**Set exercise**
Each line from the line holding "What's the underlying" through the last line should be written out exactly, with nothing else and no images.

+++ Data supplied +++

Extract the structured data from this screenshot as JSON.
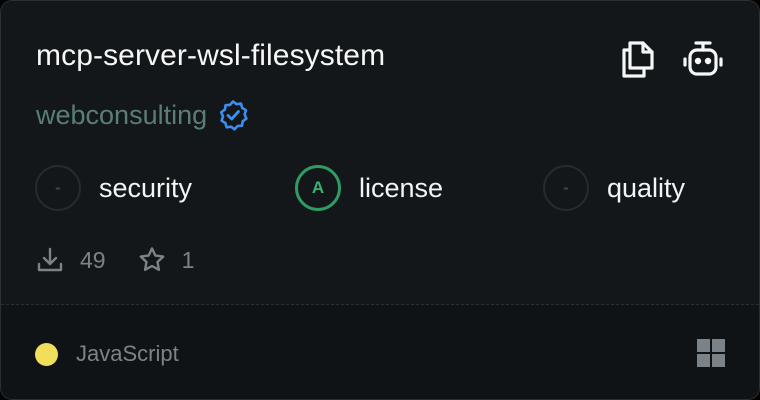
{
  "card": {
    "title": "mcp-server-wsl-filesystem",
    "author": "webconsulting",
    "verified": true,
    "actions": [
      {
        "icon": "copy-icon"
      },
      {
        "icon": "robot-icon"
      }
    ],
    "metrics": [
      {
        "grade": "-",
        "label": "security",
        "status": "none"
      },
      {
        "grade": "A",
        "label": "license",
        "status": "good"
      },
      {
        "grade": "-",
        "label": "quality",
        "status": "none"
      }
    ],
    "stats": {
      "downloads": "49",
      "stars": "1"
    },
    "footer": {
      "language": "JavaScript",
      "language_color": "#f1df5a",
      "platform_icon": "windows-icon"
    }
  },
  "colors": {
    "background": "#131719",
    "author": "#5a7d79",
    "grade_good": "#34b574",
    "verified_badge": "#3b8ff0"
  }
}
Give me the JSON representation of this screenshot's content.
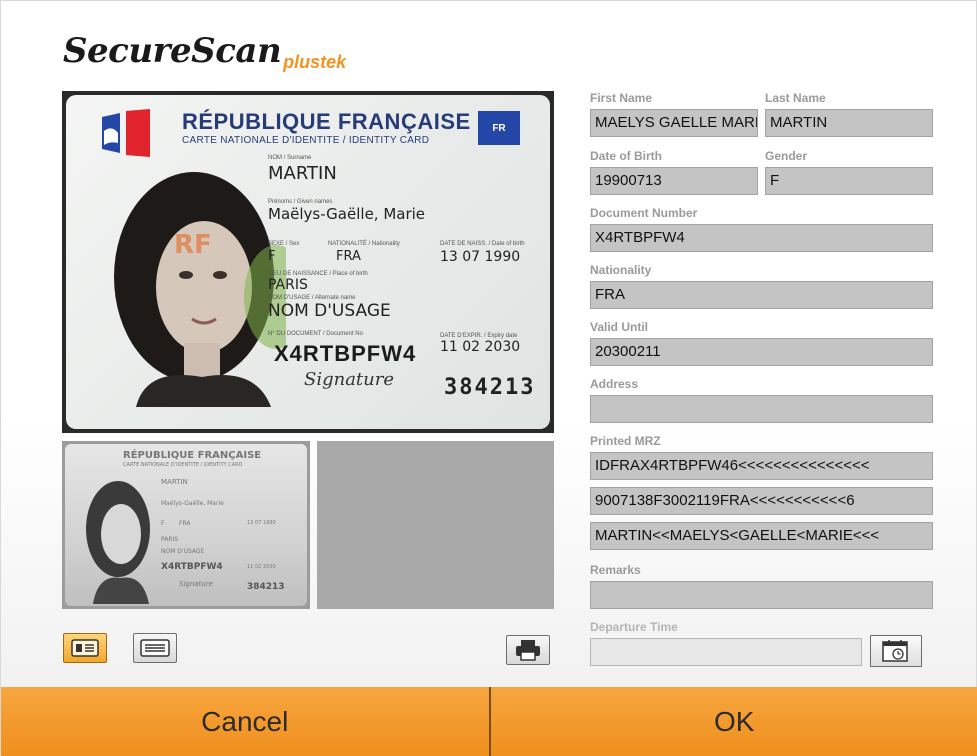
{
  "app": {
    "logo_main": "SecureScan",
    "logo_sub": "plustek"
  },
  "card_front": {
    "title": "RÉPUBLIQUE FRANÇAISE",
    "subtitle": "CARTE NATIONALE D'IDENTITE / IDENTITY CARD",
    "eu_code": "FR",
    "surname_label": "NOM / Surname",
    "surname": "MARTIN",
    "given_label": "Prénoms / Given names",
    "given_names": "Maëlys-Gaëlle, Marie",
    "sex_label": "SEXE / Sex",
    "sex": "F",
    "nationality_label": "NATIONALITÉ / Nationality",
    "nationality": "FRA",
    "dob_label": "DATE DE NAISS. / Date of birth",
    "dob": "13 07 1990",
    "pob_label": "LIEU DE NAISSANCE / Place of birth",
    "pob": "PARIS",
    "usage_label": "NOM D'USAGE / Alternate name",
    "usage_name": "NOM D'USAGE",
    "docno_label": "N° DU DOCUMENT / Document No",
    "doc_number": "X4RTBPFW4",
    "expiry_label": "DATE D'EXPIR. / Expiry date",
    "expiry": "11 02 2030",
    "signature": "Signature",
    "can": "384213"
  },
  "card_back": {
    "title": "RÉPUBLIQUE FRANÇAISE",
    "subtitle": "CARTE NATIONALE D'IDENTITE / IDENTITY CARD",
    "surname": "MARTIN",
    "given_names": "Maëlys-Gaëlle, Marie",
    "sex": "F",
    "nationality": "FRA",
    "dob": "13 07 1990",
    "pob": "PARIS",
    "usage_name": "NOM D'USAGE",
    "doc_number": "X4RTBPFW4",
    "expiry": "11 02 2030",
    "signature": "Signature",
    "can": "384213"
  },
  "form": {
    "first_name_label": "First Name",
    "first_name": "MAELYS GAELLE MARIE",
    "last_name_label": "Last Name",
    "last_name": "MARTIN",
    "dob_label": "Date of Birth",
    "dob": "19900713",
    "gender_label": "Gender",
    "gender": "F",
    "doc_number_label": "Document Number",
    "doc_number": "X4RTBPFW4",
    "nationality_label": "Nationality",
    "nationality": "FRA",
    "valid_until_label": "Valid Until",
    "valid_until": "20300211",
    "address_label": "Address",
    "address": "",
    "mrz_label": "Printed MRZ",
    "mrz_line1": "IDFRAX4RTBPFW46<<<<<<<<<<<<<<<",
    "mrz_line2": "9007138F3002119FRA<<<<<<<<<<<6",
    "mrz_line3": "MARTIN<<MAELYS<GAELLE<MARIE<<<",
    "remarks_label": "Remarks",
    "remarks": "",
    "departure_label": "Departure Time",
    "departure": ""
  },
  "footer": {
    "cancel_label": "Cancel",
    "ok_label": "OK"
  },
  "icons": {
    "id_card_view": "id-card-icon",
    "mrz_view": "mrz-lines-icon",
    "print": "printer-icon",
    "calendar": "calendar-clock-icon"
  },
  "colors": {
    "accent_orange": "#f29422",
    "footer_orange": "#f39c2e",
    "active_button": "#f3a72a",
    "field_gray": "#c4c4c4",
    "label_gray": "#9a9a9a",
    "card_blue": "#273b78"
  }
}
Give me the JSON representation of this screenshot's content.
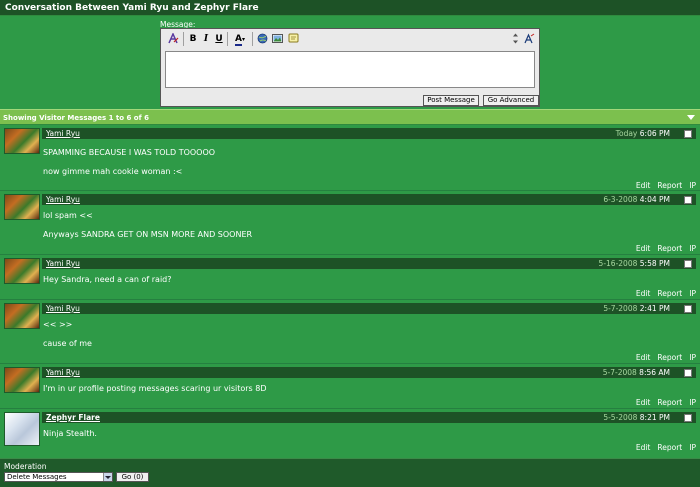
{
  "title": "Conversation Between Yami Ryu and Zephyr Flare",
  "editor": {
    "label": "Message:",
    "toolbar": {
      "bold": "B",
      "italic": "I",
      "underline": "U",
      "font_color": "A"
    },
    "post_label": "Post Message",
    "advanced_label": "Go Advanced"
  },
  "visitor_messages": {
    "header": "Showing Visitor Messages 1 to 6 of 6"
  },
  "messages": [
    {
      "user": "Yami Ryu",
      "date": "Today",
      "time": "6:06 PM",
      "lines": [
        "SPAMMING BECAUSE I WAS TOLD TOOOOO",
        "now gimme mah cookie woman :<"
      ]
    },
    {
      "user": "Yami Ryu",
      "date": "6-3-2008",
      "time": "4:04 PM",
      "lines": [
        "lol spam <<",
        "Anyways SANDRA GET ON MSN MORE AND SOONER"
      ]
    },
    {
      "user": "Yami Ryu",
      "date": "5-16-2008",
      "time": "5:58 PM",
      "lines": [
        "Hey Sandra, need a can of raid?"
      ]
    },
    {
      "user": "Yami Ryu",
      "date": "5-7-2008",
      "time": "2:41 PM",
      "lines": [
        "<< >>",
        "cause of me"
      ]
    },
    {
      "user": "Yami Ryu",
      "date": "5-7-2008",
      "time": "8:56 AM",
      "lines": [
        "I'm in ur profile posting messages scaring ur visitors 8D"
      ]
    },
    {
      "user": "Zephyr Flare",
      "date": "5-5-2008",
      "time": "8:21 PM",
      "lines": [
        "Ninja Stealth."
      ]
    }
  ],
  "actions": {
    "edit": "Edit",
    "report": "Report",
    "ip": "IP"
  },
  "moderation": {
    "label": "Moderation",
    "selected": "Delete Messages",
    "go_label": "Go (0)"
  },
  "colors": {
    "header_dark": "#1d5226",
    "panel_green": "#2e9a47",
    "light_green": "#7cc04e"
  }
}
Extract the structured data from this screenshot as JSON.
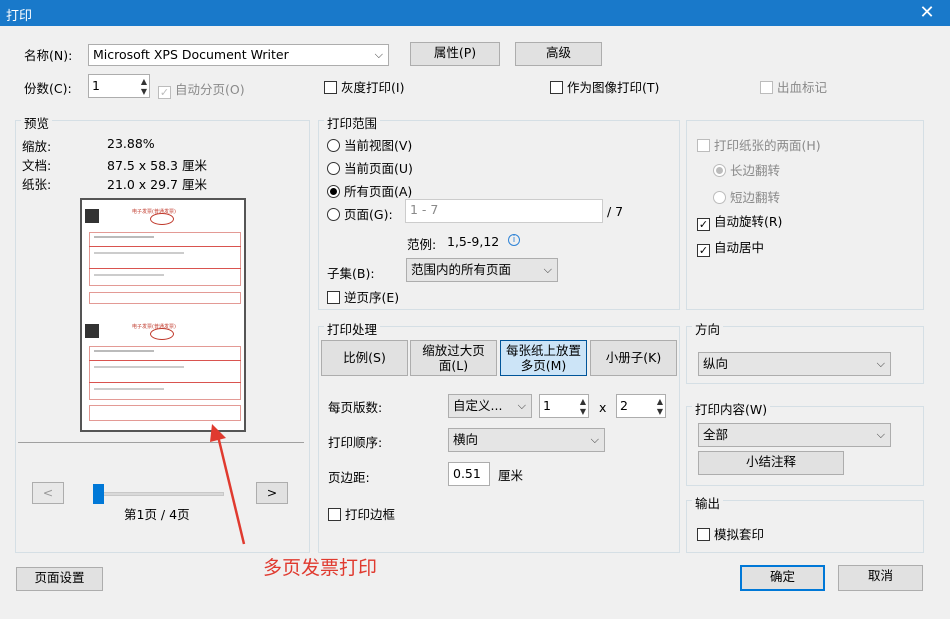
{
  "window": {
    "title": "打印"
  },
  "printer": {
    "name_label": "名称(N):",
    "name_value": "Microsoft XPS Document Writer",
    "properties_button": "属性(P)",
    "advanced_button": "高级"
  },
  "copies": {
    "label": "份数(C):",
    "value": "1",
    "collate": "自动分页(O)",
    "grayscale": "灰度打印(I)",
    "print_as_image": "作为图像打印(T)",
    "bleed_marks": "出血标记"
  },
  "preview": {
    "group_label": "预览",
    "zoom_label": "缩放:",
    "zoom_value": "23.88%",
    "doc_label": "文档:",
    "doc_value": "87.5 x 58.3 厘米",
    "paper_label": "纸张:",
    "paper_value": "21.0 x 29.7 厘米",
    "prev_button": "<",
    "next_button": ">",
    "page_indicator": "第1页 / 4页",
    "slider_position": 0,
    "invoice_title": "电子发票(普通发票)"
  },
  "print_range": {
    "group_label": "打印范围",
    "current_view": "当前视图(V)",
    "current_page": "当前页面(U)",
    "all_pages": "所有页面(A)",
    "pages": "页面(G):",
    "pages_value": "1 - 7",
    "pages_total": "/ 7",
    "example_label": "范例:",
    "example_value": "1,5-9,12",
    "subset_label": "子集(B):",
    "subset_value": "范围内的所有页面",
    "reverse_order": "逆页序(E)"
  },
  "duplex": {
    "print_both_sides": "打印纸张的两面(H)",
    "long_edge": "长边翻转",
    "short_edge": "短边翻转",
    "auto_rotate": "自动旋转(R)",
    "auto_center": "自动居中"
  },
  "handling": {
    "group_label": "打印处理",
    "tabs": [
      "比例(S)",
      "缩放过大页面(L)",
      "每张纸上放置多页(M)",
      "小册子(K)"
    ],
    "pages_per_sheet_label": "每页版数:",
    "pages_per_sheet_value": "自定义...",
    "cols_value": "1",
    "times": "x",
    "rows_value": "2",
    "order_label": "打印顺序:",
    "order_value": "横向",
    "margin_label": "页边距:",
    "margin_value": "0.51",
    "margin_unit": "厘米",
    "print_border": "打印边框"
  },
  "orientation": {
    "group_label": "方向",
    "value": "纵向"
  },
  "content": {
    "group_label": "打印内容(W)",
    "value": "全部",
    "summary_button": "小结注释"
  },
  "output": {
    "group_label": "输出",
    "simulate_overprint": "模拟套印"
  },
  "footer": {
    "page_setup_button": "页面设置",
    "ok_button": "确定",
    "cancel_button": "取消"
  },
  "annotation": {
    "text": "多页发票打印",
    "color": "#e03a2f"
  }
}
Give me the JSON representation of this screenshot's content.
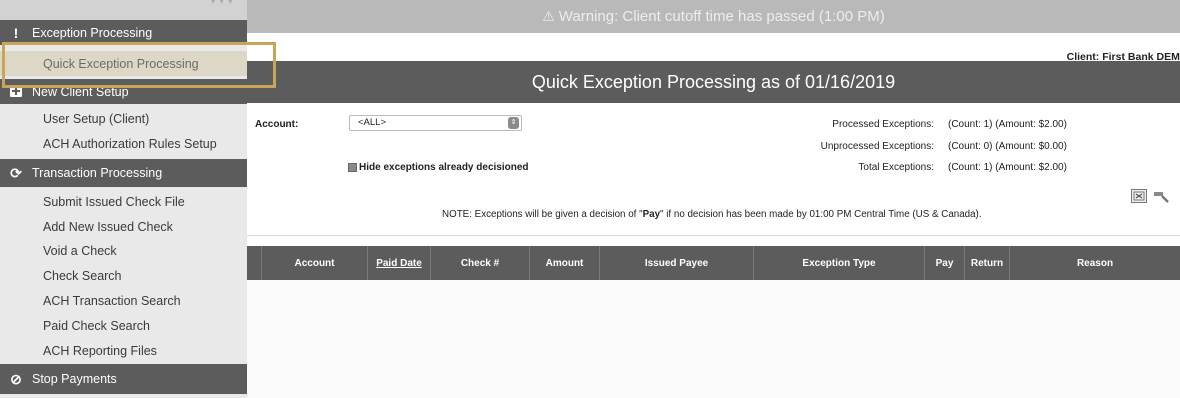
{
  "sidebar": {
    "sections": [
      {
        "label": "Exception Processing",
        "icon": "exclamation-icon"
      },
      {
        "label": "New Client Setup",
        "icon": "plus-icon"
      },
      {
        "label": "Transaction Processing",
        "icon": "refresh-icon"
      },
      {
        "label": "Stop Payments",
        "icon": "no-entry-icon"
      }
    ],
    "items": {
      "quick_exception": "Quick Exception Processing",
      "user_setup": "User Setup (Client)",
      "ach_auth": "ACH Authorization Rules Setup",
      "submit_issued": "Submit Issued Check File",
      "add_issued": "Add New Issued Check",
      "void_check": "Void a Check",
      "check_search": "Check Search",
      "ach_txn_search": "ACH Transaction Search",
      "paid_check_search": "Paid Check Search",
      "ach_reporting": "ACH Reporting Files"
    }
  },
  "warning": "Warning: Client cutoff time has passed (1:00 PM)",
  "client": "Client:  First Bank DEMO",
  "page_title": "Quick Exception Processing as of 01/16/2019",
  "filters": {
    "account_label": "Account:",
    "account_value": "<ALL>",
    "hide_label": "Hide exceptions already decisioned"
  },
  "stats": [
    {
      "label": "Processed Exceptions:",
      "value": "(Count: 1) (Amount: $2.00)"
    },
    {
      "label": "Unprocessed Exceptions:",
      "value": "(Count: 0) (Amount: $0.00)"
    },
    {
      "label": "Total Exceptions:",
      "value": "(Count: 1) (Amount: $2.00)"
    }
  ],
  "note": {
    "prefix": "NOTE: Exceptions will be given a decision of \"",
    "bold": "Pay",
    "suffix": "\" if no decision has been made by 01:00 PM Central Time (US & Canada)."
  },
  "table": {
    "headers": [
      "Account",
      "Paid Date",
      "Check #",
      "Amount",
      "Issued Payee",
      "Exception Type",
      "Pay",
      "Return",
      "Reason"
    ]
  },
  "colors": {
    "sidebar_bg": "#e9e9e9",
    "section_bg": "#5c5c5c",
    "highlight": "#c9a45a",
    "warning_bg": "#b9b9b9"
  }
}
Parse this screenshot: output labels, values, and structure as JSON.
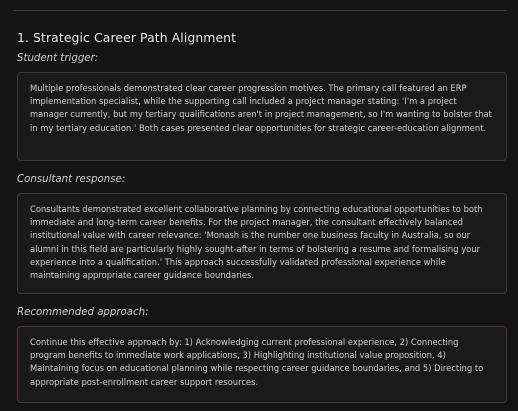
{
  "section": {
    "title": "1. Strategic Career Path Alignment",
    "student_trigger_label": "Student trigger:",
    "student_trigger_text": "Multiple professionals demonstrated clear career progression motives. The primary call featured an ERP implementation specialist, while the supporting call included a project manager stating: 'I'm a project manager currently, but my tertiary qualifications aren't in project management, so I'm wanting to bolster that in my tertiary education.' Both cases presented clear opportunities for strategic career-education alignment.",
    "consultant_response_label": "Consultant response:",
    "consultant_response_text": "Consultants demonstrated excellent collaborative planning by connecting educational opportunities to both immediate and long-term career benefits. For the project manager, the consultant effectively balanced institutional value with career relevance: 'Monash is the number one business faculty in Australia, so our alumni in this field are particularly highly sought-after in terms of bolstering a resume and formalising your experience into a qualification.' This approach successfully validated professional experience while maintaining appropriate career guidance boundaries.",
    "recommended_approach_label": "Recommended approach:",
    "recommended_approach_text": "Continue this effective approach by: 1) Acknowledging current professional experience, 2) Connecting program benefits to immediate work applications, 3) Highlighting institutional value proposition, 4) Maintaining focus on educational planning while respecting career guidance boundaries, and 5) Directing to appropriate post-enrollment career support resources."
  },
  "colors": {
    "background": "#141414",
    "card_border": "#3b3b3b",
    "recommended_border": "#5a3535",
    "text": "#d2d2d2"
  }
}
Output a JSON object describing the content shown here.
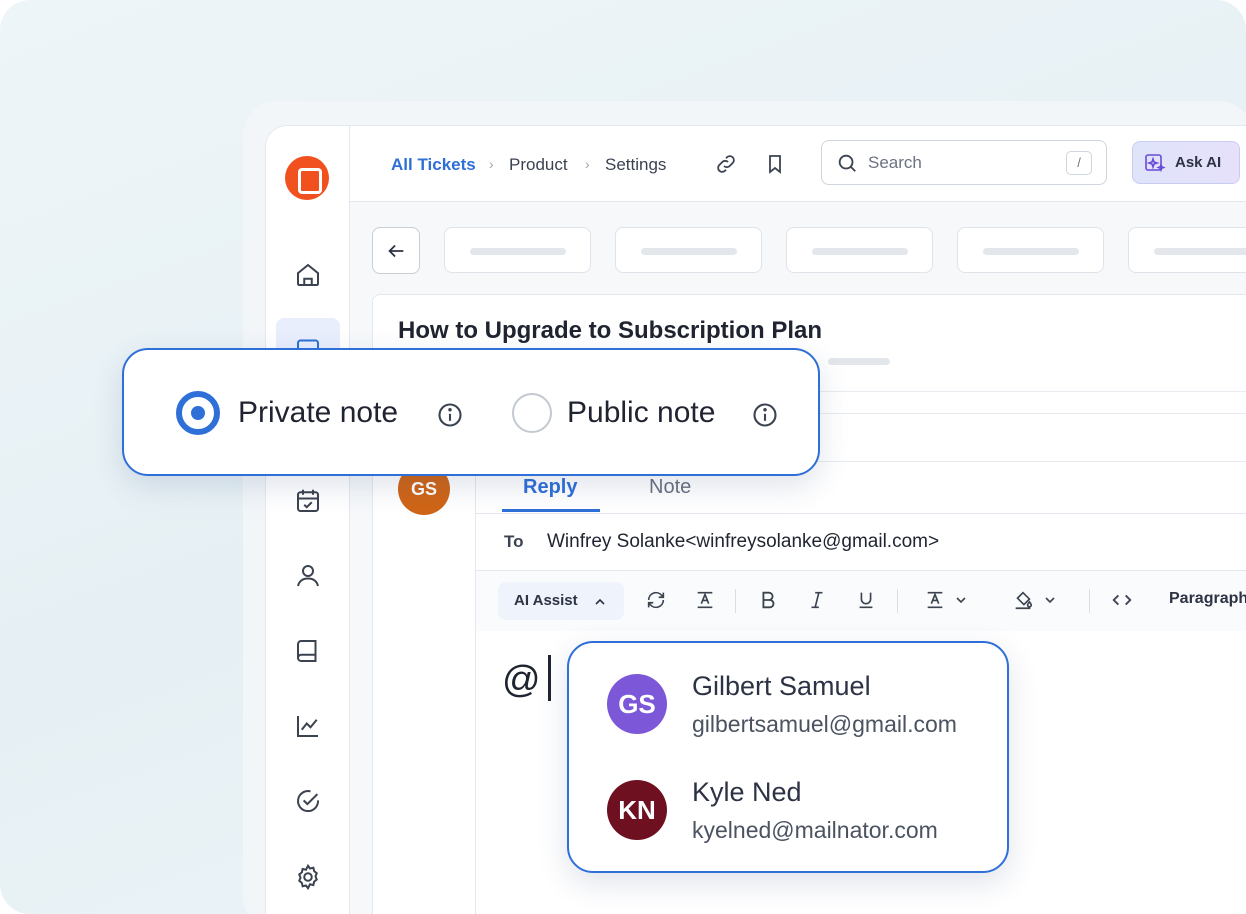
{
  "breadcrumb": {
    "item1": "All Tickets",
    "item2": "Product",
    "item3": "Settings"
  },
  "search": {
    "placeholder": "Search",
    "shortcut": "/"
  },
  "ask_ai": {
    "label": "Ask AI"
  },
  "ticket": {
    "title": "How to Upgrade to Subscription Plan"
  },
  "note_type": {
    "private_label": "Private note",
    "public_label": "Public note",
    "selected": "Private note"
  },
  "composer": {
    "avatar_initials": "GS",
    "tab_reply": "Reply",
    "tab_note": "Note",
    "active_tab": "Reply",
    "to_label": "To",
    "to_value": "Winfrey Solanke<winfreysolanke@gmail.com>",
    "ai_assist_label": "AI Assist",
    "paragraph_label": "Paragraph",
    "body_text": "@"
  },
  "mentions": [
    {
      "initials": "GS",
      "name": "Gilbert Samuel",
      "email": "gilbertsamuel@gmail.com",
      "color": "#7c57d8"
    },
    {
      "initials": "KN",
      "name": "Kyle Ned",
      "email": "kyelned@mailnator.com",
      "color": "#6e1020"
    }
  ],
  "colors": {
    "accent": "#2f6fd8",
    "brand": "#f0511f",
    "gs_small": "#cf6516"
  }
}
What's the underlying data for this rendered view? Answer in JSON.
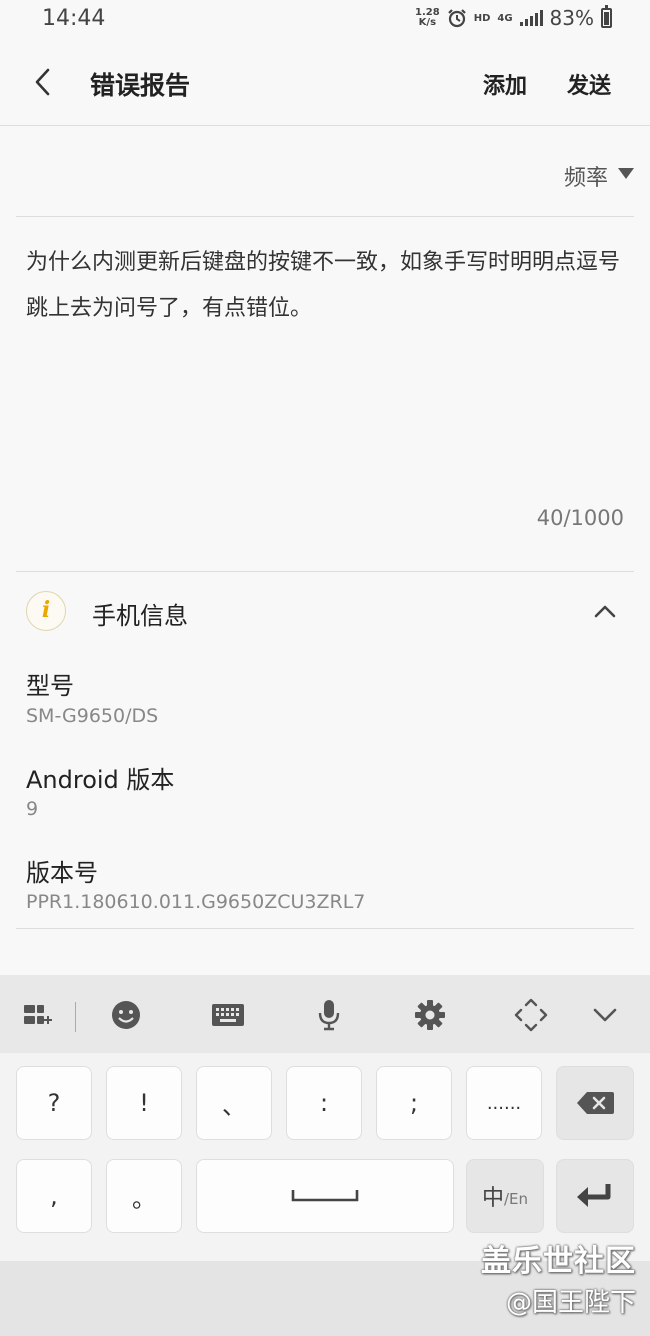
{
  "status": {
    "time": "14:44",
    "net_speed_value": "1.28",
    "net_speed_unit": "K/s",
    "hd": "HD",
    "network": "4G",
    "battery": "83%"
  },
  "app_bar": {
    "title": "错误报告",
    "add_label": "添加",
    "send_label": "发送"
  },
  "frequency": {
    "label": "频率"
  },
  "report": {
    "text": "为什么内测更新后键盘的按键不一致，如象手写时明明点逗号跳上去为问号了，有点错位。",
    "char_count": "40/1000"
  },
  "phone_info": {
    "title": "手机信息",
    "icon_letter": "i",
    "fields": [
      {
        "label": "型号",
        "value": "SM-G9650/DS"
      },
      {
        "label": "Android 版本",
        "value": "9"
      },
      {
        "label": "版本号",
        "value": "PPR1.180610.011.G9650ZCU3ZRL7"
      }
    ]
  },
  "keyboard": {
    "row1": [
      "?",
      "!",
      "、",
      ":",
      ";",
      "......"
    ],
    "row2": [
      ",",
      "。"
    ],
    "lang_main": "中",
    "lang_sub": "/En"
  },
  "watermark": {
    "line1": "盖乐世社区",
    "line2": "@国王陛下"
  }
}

+++

**Answer to this task**
What's the underlying data for this rendered view? Answer in JSON.
{
  "status": {
    "time": "14:44",
    "net_speed_value": "1.28",
    "net_speed_unit": "K/s",
    "hd": "HD",
    "network": "4G",
    "battery": "83%"
  },
  "app_bar": {
    "title": "错误报告",
    "add_label": "添加",
    "send_label": "发送"
  },
  "frequency": {
    "label": "频率"
  },
  "report": {
    "text": "为什么内测更新后键盘的按键不一致，如象手写时明明点逗号跳上去为问号了，有点错位。",
    "char_count": "40/1000"
  },
  "phone_info": {
    "title": "手机信息",
    "icon_letter": "i",
    "fields": [
      {
        "label": "型号",
        "value": "SM-G9650/DS"
      },
      {
        "label": "Android 版本",
        "value": "9"
      },
      {
        "label": "版本号",
        "value": "PPR1.180610.011.G9650ZCU3ZRL7"
      }
    ]
  },
  "keyboard": {
    "row1": [
      "?",
      "!",
      "、",
      ":",
      ";",
      "......"
    ],
    "row2": [
      ",",
      "。"
    ],
    "lang_main": "中",
    "lang_sub": "/En"
  },
  "watermark": {
    "line1": "盖乐世社区",
    "line2": "@国王陛下"
  }
}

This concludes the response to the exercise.